__Raw records__
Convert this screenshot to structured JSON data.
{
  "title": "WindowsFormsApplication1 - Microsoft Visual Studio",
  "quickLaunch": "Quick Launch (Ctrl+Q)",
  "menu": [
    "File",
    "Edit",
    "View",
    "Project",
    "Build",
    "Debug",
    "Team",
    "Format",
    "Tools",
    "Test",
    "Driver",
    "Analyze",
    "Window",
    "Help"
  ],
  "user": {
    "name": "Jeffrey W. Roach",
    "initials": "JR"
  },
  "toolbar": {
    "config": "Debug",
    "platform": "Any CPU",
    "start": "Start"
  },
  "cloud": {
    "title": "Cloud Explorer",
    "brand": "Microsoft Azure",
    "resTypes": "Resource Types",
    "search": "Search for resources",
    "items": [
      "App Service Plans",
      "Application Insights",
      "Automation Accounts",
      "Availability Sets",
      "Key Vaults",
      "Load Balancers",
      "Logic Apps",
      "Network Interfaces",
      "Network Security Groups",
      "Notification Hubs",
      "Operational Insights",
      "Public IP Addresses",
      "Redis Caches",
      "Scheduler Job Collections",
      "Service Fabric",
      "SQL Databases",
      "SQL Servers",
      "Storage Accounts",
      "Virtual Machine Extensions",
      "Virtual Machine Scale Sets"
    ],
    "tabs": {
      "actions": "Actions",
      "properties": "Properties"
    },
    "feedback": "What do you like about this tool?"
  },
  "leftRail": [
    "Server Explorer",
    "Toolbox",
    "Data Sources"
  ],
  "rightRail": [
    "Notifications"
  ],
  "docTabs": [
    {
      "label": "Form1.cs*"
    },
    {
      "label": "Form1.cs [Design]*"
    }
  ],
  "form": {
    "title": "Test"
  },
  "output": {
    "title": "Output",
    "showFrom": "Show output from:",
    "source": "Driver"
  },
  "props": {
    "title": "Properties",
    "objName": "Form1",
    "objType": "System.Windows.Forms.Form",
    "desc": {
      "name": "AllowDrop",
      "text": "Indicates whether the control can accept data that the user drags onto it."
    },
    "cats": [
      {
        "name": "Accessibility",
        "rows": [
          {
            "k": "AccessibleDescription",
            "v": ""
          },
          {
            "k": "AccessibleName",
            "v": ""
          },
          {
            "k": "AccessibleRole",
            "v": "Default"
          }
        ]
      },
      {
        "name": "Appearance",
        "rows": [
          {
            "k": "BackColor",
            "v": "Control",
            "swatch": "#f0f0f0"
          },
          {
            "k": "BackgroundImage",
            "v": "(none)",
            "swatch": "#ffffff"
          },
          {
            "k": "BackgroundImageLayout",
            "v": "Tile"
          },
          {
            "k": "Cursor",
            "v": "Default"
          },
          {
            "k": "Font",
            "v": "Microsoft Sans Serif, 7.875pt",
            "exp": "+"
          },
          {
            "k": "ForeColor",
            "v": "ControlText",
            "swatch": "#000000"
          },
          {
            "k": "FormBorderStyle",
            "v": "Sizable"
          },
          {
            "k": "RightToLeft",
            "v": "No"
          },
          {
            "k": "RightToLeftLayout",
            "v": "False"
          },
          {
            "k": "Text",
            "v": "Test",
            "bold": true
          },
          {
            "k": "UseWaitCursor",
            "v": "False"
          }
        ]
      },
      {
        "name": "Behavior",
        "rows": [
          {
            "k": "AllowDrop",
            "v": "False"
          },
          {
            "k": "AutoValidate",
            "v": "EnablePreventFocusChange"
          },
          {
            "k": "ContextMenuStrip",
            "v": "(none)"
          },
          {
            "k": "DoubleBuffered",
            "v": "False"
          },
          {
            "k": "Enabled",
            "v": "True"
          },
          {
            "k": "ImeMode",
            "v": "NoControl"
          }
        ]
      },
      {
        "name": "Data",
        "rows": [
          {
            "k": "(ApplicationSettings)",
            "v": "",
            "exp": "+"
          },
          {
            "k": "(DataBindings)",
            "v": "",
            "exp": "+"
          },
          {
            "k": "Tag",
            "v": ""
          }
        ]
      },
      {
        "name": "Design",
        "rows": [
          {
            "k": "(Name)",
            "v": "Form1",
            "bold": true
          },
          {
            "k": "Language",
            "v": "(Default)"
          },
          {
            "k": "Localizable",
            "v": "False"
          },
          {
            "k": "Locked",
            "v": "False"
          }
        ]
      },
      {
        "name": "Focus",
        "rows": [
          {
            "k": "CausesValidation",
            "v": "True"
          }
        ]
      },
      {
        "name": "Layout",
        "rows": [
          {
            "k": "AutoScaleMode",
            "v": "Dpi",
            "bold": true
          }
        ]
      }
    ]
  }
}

__EXERCISE DESCRIPTION__
Lines of the material that contain the word "this" are to be gathered.

__RESPONSE TO THE EXERCISE__
Convert this screenshot to structured JSON data.
    "feedback": "What do you like about this tool?"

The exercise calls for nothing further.